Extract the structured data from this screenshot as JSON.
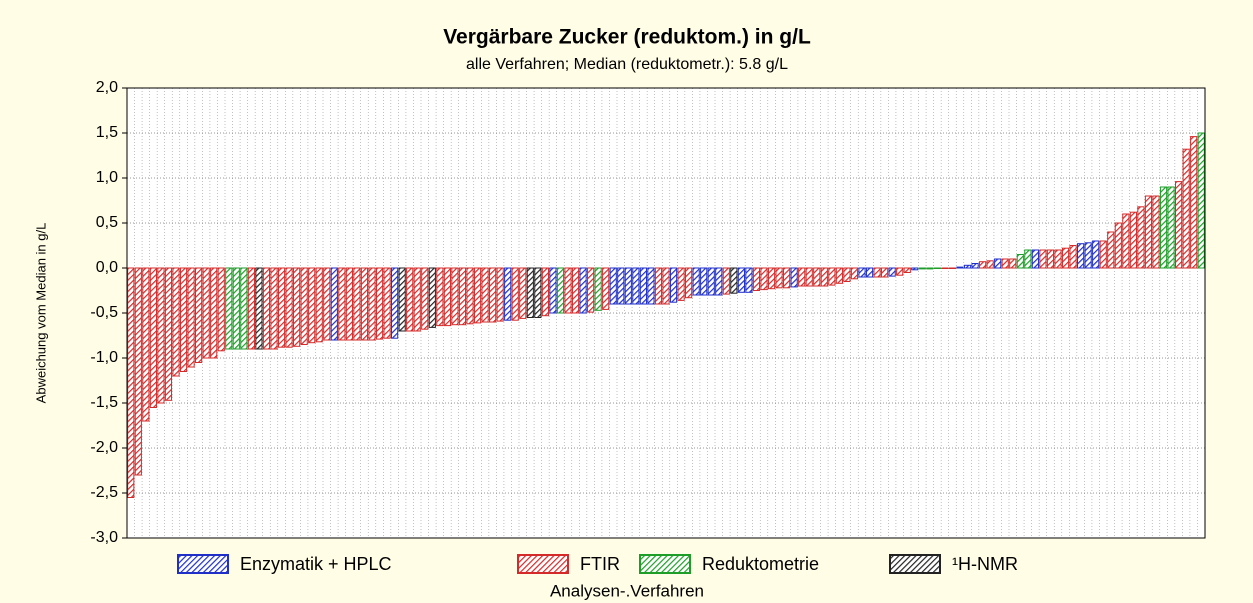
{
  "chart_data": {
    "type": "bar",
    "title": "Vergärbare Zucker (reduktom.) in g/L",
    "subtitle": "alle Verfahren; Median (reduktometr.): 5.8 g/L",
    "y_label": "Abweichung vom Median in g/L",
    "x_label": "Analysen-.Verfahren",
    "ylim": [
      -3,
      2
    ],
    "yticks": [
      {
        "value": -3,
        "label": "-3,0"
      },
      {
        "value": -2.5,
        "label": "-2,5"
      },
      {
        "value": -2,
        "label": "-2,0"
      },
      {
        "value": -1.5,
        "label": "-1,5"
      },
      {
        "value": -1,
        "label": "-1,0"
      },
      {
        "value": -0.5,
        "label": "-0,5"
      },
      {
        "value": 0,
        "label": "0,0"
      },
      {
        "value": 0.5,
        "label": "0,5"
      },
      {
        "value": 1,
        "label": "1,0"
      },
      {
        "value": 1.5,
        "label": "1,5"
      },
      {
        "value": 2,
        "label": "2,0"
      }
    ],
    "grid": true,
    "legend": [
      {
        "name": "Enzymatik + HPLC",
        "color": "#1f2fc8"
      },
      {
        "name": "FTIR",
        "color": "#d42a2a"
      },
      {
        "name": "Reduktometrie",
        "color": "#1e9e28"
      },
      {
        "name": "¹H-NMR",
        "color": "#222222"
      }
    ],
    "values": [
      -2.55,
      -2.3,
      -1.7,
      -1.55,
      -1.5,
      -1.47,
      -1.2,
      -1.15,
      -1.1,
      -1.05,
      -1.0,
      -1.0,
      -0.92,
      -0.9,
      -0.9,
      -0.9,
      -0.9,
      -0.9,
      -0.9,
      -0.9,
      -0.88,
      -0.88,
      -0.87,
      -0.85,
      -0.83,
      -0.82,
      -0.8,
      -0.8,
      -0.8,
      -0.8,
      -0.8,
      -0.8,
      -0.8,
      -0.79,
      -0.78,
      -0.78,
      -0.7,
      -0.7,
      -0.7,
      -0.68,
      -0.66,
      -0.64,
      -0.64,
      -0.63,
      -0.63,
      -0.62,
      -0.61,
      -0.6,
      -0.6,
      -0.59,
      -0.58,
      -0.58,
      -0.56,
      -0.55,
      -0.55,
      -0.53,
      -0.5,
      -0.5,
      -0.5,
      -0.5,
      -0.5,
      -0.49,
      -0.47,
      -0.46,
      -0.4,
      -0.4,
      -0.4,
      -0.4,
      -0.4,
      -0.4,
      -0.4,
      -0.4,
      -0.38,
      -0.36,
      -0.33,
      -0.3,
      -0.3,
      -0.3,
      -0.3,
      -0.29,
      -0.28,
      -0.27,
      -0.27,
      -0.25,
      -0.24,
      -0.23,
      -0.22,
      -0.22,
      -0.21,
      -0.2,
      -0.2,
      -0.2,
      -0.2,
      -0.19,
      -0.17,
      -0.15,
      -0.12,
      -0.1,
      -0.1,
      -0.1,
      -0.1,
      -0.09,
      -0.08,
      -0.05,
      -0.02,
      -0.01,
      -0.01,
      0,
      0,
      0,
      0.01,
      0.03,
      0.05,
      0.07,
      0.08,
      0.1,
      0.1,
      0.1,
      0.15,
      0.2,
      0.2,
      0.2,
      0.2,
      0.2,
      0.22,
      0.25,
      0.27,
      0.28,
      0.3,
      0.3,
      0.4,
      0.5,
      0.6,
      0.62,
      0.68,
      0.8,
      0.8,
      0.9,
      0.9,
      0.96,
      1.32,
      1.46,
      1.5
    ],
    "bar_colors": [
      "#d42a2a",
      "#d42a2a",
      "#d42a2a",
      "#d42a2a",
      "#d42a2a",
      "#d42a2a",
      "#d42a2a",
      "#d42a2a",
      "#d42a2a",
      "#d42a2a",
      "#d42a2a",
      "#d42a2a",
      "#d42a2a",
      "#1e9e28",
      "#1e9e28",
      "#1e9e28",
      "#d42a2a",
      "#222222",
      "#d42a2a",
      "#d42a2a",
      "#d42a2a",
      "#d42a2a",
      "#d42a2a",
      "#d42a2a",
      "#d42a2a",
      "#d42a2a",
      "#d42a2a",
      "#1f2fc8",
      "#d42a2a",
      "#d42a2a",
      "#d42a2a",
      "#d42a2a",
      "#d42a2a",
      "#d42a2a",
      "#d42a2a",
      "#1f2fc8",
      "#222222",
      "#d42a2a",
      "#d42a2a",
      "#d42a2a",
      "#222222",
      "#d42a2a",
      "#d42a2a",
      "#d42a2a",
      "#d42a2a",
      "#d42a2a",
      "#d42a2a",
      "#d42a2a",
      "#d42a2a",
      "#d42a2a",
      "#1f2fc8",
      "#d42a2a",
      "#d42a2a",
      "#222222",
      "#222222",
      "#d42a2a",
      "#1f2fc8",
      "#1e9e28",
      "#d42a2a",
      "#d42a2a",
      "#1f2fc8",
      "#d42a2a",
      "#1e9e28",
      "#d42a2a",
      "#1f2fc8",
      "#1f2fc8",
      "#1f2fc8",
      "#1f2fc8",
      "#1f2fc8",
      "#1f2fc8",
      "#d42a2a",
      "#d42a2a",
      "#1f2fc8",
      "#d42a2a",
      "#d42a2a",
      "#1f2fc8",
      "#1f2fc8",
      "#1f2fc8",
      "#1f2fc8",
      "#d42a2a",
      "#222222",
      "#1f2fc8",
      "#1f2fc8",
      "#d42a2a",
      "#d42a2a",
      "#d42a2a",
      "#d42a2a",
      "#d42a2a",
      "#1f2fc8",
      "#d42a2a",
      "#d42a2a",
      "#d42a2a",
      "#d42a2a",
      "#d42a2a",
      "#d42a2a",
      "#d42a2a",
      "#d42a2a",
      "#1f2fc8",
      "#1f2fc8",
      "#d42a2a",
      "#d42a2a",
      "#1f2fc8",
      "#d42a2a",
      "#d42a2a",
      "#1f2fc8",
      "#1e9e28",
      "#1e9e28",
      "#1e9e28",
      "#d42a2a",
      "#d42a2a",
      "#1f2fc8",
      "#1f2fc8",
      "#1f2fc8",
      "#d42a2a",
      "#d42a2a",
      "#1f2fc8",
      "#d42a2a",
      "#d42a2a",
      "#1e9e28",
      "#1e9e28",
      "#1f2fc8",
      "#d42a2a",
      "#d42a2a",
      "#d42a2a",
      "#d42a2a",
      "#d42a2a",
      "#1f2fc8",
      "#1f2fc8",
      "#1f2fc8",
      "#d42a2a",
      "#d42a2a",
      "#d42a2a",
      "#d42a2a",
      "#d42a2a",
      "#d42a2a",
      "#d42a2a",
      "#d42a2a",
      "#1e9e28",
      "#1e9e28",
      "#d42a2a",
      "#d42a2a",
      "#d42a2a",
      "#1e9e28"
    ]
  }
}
====
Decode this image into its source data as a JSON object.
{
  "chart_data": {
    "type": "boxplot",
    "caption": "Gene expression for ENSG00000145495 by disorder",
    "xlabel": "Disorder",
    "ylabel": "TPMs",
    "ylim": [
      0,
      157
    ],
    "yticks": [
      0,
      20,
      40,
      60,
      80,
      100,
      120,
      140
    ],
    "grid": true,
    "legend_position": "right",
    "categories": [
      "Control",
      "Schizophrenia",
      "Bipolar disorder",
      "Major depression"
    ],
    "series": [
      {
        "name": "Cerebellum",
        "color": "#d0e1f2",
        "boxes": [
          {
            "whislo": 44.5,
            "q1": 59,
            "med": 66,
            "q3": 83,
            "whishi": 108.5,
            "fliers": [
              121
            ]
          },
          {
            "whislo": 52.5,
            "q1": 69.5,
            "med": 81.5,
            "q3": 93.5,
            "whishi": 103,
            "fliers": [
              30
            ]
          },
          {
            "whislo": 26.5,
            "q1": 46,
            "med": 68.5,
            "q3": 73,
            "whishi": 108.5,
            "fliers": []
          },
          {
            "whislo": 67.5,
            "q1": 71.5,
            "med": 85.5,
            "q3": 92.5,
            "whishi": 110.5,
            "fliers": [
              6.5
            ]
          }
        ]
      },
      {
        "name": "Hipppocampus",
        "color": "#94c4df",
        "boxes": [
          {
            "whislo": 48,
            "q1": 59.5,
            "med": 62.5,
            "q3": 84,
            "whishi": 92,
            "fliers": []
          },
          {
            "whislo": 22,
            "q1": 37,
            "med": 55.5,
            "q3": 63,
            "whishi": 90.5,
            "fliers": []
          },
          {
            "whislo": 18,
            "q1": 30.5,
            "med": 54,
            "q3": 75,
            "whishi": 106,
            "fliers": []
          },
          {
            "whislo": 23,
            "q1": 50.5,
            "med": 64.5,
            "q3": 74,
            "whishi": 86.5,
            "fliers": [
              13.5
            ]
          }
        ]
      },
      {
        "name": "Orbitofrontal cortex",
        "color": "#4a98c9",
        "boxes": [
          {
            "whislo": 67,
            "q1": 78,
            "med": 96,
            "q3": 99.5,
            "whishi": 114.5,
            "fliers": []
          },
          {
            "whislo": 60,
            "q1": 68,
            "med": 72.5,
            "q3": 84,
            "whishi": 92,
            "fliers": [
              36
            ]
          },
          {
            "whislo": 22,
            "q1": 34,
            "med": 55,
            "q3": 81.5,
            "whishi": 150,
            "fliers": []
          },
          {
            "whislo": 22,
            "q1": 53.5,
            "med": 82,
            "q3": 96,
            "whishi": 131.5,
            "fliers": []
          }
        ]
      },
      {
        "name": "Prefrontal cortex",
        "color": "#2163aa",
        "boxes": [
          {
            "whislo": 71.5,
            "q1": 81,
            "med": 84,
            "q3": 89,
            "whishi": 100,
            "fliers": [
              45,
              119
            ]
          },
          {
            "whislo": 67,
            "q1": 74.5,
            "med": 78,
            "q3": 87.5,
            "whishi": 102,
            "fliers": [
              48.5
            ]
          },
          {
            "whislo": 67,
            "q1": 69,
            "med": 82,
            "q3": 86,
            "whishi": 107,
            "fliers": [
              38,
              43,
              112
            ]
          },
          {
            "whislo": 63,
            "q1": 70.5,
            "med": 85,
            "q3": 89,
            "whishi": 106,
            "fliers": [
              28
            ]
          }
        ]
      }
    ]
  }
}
====
◆ WRITTEN REQUEST
Pick out lines containing the word "Median", each one as written.

◆ RESULT BELOW
    "subtitle": "alle Verfahren; Median (reduktometr.): 5.8 g/L",
    "y_label": "Abweichung vom Median in g/L",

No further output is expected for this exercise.